● RECORDS TO PROCESS:
---------------
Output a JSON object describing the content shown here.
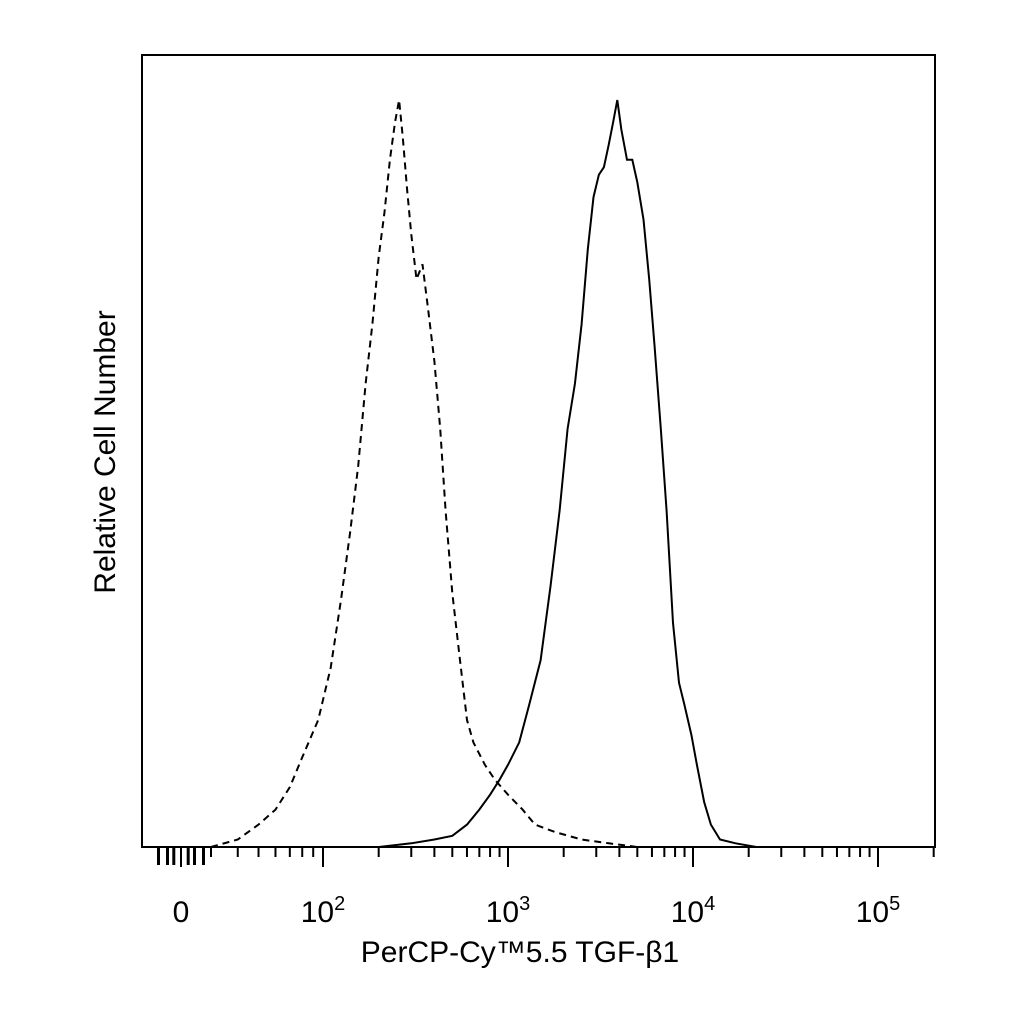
{
  "chart_data": {
    "type": "area",
    "title": "",
    "xlabel": "PerCP-Cy™5.5   TGF-β1",
    "ylabel": "Relative Cell Number",
    "x_scale": "biexponential",
    "xlim": [
      -30,
      250000
    ],
    "grid": false,
    "legend": "none",
    "x_ticks": [
      {
        "label": "0",
        "base": "",
        "exp": "",
        "value": 0
      },
      {
        "label": "10",
        "base": "10",
        "exp": "2",
        "value": 100
      },
      {
        "label": "10",
        "base": "10",
        "exp": "3",
        "value": 1000
      },
      {
        "label": "10",
        "base": "10",
        "exp": "4",
        "value": 10000
      },
      {
        "label": "10",
        "base": "10",
        "exp": "5",
        "value": 100000
      }
    ],
    "series": [
      {
        "style": "dashed",
        "color": "#000000",
        "points": [
          [
            30,
            0.0
          ],
          [
            40,
            0.01
          ],
          [
            50,
            0.03
          ],
          [
            60,
            0.05
          ],
          [
            70,
            0.08
          ],
          [
            80,
            0.12
          ],
          [
            95,
            0.17
          ],
          [
            110,
            0.24
          ],
          [
            125,
            0.33
          ],
          [
            140,
            0.42
          ],
          [
            155,
            0.51
          ],
          [
            170,
            0.62
          ],
          [
            185,
            0.7
          ],
          [
            200,
            0.79
          ],
          [
            215,
            0.85
          ],
          [
            230,
            0.92
          ],
          [
            245,
            0.97
          ],
          [
            258,
            1.0
          ],
          [
            270,
            0.95
          ],
          [
            285,
            0.88
          ],
          [
            300,
            0.82
          ],
          [
            320,
            0.76
          ],
          [
            345,
            0.78
          ],
          [
            370,
            0.72
          ],
          [
            400,
            0.65
          ],
          [
            430,
            0.56
          ],
          [
            460,
            0.45
          ],
          [
            500,
            0.34
          ],
          [
            550,
            0.25
          ],
          [
            600,
            0.17
          ],
          [
            650,
            0.14
          ],
          [
            750,
            0.11
          ],
          [
            850,
            0.09
          ],
          [
            1000,
            0.07
          ],
          [
            1200,
            0.05
          ],
          [
            1400,
            0.03
          ],
          [
            1800,
            0.02
          ],
          [
            2500,
            0.01
          ],
          [
            3500,
            0.005
          ],
          [
            5000,
            0.0
          ]
        ]
      },
      {
        "style": "solid",
        "color": "#000000",
        "points": [
          [
            200,
            0.0
          ],
          [
            300,
            0.005
          ],
          [
            400,
            0.01
          ],
          [
            500,
            0.015
          ],
          [
            600,
            0.03
          ],
          [
            700,
            0.05
          ],
          [
            800,
            0.07
          ],
          [
            900,
            0.09
          ],
          [
            1000,
            0.11
          ],
          [
            1150,
            0.14
          ],
          [
            1300,
            0.19
          ],
          [
            1500,
            0.25
          ],
          [
            1700,
            0.35
          ],
          [
            1900,
            0.45
          ],
          [
            2100,
            0.56
          ],
          [
            2300,
            0.62
          ],
          [
            2500,
            0.7
          ],
          [
            2700,
            0.8
          ],
          [
            2900,
            0.87
          ],
          [
            3100,
            0.9
          ],
          [
            3300,
            0.91
          ],
          [
            3500,
            0.94
          ],
          [
            3700,
            0.97
          ],
          [
            3900,
            1.0
          ],
          [
            4100,
            0.96
          ],
          [
            4400,
            0.92
          ],
          [
            4700,
            0.92
          ],
          [
            5000,
            0.89
          ],
          [
            5400,
            0.84
          ],
          [
            5800,
            0.76
          ],
          [
            6200,
            0.67
          ],
          [
            6700,
            0.56
          ],
          [
            7200,
            0.45
          ],
          [
            7800,
            0.3
          ],
          [
            8400,
            0.22
          ],
          [
            9000,
            0.19
          ],
          [
            9800,
            0.15
          ],
          [
            10500,
            0.11
          ],
          [
            11500,
            0.06
          ],
          [
            12500,
            0.03
          ],
          [
            14000,
            0.01
          ],
          [
            17000,
            0.005
          ],
          [
            22000,
            0.0
          ]
        ]
      }
    ]
  }
}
---------------
● GIVEN REQUEST: Among the entries above, how many lines include the word "value"? Give the number with no comment.

● RESPONSE TO THIS TASK: 5